Go through the records line by line and work out how many lines hold the word "grid". Answer with the number only.

--- Begin INPUT ROWS ---

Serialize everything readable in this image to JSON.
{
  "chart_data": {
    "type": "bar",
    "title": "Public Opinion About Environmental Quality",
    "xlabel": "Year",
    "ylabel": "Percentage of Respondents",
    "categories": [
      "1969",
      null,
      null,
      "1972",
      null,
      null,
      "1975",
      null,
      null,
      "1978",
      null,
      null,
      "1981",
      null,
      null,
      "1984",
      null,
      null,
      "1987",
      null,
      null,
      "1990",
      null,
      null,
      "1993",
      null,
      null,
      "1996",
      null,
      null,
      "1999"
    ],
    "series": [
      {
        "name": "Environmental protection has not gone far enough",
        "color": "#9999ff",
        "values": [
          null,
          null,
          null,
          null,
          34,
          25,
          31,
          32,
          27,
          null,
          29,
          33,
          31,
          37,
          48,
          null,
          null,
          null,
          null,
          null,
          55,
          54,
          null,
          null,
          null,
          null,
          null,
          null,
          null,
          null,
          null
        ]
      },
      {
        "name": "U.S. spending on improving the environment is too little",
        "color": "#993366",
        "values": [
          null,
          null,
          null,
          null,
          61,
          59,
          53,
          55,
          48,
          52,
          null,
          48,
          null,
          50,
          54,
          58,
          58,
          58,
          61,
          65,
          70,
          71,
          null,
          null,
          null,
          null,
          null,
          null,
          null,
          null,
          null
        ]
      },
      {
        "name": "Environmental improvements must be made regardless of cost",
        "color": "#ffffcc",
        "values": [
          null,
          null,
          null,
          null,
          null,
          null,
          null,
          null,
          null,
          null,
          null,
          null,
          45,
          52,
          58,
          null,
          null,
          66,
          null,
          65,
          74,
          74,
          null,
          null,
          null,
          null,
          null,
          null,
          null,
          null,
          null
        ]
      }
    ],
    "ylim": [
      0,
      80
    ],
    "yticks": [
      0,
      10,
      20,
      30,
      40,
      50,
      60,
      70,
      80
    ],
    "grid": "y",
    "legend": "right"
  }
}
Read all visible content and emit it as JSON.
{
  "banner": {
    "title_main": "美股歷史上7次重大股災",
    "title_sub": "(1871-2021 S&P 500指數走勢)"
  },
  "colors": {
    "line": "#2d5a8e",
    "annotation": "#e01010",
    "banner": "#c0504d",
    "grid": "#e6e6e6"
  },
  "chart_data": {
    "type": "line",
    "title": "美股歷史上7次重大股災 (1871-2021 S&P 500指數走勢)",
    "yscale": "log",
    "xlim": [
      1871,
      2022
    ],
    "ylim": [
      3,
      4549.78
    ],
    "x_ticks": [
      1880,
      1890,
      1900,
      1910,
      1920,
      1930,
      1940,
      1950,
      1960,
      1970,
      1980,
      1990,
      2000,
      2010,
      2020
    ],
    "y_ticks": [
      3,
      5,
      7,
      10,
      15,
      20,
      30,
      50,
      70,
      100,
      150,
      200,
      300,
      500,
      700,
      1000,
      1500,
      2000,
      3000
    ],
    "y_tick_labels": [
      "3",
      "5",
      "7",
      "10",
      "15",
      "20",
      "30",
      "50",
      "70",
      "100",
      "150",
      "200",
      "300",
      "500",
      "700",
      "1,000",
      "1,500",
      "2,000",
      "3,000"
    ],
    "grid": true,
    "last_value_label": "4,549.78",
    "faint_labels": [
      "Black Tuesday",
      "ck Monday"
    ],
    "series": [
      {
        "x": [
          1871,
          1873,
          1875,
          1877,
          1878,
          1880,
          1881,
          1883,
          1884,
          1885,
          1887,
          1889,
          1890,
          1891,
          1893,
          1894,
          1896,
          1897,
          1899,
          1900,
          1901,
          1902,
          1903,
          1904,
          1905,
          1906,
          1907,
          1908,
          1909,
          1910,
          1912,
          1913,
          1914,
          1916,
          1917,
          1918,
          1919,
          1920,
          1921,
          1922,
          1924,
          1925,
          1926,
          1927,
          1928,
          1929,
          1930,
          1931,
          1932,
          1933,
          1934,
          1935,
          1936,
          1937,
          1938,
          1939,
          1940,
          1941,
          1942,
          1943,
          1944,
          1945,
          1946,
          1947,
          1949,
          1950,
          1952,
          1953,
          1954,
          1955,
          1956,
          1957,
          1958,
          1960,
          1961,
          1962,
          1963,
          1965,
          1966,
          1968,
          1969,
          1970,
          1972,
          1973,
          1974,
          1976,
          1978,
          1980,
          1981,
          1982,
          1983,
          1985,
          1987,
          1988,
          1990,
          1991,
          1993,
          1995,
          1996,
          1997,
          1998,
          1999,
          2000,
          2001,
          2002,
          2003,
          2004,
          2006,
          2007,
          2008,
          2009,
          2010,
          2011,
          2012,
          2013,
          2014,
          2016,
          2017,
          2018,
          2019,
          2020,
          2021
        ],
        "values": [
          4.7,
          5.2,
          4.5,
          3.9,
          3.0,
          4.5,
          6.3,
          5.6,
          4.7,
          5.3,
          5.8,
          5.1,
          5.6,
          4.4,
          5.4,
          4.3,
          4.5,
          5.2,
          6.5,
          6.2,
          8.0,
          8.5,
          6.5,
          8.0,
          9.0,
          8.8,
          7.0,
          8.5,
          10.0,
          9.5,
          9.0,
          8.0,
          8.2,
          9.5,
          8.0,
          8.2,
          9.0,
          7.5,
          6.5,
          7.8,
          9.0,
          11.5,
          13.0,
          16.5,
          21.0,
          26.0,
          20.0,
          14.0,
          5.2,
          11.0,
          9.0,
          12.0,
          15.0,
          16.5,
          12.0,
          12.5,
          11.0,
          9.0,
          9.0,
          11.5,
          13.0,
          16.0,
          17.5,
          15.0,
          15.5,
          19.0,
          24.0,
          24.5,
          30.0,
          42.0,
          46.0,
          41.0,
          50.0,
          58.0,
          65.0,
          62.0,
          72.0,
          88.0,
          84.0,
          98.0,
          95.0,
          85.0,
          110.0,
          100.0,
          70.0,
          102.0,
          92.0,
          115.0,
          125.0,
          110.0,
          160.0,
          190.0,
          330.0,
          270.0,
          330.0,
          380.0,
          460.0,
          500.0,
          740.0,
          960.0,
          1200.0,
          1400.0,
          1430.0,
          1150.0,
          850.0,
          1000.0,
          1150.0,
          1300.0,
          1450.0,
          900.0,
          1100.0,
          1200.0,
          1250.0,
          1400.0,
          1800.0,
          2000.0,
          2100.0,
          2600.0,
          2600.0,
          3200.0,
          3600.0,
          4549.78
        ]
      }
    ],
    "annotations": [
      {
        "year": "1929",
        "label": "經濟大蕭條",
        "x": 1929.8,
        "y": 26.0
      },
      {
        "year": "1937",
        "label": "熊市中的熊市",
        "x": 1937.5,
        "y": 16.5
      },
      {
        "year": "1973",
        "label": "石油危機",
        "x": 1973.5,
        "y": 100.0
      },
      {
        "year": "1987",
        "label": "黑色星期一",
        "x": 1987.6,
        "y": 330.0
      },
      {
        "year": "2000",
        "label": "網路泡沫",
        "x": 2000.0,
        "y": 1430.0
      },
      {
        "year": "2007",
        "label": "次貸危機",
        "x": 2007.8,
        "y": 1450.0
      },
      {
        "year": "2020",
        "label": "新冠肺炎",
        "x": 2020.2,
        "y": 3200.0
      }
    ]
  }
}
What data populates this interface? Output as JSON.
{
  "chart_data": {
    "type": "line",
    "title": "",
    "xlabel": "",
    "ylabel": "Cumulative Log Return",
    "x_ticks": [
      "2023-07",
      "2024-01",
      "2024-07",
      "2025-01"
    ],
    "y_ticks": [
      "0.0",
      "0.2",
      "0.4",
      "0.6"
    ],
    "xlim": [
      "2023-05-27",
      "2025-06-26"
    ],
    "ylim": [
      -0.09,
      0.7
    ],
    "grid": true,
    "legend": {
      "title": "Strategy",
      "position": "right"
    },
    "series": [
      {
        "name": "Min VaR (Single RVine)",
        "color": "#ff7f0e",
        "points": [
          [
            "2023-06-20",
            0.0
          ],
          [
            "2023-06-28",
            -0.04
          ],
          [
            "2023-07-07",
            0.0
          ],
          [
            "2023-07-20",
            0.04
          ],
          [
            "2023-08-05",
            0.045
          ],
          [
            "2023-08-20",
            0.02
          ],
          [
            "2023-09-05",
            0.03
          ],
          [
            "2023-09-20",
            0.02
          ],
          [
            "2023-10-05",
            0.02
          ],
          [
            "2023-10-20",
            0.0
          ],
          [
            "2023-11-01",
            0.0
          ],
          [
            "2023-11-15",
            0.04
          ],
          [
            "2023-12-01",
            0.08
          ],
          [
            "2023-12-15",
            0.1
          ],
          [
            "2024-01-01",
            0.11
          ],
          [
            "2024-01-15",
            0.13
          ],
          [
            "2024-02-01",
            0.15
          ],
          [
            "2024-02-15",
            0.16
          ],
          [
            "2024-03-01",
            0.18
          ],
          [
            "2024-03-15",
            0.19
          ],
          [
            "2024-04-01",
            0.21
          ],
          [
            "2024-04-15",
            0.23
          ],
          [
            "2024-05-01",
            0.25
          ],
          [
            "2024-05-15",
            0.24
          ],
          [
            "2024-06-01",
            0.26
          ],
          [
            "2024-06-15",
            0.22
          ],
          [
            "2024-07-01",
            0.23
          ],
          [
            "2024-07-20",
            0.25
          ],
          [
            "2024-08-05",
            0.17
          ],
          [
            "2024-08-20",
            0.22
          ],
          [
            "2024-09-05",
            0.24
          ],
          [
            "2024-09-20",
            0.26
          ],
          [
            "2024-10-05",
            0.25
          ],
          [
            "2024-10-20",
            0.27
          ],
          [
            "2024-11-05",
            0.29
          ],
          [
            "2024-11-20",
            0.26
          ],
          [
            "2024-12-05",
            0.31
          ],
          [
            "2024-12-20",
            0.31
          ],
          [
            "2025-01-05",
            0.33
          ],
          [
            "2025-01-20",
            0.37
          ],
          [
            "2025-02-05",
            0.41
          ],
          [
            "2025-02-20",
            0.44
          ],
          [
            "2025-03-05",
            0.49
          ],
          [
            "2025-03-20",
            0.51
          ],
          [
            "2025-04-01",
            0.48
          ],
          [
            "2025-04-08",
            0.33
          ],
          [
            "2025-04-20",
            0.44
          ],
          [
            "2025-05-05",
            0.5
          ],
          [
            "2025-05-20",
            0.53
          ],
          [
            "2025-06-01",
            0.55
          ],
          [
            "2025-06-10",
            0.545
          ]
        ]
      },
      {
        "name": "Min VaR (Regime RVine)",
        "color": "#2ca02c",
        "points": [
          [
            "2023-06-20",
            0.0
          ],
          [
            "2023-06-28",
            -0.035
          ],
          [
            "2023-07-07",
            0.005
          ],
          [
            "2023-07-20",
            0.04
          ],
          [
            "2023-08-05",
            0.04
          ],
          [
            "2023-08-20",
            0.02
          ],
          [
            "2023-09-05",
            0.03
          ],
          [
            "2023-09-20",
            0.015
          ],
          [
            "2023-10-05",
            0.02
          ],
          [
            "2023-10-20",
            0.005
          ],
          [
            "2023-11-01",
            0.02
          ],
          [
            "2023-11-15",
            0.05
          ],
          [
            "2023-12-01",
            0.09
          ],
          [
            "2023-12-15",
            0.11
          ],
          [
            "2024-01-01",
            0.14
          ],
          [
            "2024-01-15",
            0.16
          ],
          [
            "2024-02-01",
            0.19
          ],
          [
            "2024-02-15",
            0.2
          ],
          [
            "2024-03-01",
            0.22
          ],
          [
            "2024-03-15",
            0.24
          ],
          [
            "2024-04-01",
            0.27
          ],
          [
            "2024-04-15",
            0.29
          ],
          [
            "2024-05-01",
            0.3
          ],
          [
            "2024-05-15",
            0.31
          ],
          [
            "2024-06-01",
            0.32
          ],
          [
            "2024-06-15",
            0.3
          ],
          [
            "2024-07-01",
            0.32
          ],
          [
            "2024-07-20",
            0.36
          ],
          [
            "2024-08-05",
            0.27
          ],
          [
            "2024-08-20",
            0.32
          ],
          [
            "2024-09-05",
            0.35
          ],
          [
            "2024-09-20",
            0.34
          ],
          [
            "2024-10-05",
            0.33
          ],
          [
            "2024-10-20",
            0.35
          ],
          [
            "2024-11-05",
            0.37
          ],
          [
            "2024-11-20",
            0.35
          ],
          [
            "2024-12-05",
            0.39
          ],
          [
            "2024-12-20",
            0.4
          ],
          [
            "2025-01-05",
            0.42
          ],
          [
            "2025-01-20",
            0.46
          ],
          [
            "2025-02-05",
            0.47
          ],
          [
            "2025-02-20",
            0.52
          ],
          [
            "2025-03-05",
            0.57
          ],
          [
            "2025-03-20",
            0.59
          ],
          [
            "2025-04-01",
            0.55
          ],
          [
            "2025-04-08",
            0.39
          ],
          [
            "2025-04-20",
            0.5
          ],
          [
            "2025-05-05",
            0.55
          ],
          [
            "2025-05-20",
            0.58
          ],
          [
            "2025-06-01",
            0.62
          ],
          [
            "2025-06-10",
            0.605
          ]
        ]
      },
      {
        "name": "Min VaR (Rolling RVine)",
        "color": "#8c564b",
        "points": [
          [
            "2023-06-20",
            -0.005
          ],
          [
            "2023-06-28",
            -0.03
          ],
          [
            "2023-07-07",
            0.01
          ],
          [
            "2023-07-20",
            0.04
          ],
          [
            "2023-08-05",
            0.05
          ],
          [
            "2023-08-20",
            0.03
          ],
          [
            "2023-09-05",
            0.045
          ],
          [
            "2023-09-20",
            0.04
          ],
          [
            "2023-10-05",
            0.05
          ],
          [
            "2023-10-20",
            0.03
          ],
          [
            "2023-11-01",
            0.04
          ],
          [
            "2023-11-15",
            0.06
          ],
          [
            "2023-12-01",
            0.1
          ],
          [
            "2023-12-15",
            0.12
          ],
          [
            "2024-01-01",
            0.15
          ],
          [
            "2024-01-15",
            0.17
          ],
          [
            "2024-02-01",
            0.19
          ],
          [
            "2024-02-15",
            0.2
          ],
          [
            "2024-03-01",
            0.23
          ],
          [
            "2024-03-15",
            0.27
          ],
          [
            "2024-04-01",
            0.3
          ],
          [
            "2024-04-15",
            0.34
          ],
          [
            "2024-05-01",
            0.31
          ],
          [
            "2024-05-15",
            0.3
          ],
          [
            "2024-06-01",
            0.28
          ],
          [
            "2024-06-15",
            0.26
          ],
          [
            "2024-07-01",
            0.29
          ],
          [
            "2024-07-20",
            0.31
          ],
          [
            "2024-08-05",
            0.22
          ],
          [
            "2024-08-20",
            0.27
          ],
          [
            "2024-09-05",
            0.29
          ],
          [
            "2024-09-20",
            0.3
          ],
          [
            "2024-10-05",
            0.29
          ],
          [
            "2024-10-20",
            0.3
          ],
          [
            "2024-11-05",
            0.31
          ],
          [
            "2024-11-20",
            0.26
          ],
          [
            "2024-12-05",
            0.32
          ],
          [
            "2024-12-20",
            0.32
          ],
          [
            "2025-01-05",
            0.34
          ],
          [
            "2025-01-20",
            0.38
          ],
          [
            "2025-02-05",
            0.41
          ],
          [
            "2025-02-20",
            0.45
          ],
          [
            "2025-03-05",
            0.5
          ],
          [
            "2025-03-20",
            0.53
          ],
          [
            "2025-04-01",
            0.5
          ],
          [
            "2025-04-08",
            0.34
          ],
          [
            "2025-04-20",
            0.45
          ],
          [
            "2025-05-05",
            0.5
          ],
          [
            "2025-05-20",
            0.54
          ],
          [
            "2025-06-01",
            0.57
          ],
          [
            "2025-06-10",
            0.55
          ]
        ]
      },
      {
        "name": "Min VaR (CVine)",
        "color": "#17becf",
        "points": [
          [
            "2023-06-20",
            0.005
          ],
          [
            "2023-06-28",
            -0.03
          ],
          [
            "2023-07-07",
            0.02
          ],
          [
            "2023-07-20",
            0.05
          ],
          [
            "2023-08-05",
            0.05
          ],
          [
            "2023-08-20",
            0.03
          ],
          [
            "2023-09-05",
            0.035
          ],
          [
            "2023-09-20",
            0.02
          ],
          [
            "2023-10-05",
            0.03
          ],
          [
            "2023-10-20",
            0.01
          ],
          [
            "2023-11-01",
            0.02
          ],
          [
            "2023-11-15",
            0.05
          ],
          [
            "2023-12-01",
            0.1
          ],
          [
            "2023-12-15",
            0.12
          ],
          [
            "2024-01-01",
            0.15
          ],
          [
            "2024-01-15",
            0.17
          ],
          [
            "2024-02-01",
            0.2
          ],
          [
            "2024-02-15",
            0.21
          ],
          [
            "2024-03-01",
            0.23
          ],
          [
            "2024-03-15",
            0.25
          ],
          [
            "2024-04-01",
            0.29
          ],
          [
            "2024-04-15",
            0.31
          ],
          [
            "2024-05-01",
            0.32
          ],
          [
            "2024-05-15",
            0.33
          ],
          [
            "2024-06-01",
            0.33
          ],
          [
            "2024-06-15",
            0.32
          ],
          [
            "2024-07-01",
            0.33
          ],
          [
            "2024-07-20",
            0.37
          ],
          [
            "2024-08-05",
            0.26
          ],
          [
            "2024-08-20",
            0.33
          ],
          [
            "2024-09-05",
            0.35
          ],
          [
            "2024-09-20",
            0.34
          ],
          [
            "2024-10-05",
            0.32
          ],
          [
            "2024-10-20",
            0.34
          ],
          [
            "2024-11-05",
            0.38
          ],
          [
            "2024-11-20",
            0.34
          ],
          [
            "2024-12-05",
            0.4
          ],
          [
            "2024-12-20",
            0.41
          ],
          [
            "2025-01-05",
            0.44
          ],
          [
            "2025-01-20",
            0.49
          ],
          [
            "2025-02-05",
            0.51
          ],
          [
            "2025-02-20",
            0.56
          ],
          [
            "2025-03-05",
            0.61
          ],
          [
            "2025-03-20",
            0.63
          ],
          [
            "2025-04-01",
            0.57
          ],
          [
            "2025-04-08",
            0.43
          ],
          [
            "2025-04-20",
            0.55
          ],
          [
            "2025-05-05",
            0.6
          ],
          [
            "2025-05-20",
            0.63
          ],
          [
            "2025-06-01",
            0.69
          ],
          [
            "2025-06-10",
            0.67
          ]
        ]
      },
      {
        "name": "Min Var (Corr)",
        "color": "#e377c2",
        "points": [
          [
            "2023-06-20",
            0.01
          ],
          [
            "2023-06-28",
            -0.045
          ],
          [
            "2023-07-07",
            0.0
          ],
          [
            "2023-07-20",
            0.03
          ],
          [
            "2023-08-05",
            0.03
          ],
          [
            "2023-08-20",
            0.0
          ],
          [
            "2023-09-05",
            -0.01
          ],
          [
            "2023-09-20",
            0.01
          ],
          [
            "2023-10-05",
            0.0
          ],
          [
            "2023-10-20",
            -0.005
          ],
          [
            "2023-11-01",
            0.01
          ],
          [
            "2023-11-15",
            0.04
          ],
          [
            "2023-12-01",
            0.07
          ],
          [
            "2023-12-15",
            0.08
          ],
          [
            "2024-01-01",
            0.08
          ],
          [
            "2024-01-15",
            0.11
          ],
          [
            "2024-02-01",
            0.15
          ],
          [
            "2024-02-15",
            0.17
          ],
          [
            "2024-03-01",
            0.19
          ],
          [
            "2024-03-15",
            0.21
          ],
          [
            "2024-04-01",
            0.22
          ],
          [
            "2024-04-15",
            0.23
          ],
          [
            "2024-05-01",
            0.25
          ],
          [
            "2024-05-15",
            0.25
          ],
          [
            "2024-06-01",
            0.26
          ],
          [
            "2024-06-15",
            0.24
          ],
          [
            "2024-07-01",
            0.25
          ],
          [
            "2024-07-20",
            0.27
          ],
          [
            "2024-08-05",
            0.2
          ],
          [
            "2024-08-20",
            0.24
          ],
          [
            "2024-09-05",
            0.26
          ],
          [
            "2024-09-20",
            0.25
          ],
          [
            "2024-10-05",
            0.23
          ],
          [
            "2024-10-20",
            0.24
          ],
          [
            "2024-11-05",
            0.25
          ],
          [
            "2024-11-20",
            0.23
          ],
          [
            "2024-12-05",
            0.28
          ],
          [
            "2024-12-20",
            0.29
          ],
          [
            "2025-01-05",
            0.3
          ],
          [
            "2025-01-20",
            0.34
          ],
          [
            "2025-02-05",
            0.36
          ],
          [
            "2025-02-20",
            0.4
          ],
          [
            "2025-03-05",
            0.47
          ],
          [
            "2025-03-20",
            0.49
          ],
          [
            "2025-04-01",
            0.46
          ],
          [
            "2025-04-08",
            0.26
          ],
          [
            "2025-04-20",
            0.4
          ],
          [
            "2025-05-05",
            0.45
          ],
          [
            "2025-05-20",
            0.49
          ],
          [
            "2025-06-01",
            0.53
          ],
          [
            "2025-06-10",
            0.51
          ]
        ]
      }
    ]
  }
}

--- End INPUT ROWS ---

▶ **WRITTEN SOLUTION**
4